» WHAT TO WORK ON: Count how many lines include "Engineering" and answer with that number only.

» INPUT MATERIAL:
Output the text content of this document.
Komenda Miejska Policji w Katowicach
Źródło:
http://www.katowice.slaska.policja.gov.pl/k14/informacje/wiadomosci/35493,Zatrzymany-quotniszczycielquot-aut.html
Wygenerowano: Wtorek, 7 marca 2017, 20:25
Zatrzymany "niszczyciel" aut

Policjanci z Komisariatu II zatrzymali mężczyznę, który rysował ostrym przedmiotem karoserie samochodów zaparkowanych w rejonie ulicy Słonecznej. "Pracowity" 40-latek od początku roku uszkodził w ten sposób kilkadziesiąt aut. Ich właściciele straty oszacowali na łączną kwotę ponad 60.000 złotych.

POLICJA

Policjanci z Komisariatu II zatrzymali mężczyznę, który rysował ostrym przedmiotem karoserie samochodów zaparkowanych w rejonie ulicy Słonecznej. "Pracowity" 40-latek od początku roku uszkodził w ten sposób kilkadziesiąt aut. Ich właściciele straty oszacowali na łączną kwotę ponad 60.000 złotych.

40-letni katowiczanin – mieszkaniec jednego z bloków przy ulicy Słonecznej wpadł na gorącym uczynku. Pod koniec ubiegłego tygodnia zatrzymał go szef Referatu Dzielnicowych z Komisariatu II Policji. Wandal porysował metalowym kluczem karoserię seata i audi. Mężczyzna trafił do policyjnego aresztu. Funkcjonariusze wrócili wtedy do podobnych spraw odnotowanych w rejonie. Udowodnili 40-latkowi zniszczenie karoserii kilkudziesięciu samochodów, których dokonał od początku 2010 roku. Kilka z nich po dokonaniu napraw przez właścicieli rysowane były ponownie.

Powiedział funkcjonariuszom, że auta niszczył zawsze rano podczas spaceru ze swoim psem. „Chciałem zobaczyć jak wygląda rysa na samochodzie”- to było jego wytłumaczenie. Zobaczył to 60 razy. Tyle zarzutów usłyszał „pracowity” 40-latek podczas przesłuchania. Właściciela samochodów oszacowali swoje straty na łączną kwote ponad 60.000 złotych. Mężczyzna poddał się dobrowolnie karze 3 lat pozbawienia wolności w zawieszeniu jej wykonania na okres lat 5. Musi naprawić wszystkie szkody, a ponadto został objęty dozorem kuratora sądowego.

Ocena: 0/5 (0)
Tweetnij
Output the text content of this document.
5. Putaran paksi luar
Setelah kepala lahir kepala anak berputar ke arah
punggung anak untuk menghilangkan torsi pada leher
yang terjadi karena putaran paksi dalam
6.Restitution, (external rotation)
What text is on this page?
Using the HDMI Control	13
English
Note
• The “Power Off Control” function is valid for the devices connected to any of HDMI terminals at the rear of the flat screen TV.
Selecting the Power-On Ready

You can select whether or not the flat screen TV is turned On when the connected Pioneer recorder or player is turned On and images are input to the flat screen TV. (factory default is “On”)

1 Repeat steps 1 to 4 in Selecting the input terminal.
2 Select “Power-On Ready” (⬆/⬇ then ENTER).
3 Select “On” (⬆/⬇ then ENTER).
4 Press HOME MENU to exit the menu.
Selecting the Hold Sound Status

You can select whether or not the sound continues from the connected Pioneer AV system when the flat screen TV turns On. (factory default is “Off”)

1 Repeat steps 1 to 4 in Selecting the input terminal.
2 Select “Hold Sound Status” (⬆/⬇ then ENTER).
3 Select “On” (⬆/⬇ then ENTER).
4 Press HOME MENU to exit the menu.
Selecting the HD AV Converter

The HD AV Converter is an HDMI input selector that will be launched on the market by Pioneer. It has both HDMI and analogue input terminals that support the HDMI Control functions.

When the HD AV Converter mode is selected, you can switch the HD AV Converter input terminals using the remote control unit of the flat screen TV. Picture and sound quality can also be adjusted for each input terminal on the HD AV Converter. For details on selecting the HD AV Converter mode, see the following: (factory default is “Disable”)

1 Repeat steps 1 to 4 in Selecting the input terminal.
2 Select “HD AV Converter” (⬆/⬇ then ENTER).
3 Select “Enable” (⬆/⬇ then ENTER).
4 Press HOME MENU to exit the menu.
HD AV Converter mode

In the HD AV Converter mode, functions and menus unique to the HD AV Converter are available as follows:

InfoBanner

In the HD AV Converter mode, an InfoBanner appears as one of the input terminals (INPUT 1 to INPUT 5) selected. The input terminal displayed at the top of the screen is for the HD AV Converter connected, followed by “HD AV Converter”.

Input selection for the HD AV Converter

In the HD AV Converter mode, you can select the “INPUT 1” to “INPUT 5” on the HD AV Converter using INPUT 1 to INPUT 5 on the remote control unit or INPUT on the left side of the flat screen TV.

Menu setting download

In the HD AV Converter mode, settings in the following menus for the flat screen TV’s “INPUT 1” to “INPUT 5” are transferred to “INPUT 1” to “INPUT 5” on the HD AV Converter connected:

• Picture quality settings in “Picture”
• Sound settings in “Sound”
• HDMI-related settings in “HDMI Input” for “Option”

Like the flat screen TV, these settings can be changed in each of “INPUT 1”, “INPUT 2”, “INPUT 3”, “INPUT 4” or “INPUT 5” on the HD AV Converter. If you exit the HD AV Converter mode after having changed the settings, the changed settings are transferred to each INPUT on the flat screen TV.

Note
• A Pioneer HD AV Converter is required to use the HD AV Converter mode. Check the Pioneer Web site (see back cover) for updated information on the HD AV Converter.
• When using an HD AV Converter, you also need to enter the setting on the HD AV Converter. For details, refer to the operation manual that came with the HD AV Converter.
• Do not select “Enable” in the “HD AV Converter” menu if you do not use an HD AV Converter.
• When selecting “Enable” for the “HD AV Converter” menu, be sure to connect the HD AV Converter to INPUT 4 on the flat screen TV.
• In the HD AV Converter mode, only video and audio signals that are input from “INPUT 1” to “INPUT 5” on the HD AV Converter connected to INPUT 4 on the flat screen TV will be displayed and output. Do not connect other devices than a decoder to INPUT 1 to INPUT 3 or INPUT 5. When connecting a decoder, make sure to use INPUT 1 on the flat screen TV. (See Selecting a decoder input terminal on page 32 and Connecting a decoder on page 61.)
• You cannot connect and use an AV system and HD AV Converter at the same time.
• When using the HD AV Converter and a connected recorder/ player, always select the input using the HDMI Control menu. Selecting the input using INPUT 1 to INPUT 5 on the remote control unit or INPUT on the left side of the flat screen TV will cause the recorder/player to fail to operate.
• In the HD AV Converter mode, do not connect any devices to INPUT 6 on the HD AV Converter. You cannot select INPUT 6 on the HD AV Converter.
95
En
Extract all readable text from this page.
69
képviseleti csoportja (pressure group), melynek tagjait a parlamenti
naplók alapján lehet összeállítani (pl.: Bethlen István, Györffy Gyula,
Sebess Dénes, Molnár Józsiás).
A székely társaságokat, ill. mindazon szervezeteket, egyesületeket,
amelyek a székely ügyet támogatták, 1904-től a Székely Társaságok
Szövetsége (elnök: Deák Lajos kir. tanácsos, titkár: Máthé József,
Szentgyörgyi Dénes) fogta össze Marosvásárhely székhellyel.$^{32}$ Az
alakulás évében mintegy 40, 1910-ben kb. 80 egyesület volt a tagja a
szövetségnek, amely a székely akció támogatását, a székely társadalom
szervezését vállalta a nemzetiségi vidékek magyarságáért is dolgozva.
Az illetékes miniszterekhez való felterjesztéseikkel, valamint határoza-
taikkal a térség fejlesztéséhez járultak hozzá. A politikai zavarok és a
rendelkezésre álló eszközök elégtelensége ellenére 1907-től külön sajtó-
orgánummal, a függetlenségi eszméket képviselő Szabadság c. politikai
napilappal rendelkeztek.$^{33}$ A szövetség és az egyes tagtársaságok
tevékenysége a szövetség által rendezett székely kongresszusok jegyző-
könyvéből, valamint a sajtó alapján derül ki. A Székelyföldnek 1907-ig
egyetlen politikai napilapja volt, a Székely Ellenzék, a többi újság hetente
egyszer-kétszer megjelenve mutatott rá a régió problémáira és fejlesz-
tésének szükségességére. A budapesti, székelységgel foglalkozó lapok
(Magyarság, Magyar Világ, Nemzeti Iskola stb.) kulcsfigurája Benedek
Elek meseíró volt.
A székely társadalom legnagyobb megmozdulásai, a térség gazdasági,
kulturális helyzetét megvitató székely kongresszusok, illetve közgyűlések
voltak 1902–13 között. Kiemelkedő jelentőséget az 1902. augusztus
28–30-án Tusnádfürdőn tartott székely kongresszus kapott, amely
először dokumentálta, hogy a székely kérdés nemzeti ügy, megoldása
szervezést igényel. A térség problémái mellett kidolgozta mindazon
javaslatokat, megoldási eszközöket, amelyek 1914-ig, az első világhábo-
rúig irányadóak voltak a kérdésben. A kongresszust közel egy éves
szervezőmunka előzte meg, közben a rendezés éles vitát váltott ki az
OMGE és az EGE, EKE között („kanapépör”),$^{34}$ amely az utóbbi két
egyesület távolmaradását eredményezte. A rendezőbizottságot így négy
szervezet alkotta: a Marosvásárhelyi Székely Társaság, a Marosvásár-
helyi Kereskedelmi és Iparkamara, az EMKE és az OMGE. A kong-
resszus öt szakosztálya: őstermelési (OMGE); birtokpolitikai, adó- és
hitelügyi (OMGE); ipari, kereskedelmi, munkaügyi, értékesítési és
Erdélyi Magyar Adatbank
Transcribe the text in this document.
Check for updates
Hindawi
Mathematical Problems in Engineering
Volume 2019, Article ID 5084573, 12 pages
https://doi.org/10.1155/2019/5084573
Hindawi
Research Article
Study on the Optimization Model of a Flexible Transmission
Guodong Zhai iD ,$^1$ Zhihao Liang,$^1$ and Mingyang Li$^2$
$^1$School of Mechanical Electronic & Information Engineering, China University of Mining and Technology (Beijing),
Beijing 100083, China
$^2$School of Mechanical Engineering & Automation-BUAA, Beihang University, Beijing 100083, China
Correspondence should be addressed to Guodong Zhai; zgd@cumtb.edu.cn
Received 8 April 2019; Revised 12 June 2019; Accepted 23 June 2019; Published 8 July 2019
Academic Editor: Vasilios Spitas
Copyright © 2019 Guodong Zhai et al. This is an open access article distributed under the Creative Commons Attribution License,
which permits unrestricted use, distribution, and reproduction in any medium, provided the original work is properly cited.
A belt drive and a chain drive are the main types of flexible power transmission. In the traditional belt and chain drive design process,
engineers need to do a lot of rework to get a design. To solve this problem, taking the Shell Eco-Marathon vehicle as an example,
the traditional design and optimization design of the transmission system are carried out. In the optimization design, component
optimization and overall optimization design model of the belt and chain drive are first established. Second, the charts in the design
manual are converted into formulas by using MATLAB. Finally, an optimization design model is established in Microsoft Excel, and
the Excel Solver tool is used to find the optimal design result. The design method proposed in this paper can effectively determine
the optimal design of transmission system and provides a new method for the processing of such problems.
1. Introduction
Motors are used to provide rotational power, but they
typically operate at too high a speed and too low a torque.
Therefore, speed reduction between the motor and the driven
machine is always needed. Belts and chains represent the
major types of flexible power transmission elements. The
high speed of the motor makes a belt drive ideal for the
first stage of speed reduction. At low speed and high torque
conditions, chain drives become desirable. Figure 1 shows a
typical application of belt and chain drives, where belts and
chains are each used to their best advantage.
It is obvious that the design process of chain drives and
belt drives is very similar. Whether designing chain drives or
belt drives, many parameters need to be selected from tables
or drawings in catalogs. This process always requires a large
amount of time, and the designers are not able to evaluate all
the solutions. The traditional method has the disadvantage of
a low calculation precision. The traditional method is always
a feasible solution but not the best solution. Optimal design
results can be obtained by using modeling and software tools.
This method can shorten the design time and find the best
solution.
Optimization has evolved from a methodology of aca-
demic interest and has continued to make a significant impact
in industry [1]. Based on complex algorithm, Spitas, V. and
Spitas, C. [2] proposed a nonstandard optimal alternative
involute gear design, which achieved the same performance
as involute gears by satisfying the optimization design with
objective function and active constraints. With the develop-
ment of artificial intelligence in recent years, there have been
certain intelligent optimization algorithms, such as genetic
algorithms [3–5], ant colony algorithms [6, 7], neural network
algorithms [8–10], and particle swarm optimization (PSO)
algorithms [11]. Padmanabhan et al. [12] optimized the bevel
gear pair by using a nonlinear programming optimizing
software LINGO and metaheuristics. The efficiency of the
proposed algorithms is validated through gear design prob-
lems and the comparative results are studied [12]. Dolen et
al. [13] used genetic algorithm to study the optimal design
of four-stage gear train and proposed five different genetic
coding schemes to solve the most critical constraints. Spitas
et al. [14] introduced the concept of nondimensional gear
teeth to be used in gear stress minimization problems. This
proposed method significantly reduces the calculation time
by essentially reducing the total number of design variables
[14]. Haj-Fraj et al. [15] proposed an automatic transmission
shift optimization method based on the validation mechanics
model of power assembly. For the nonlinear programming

» CORRECT ANSWER: 3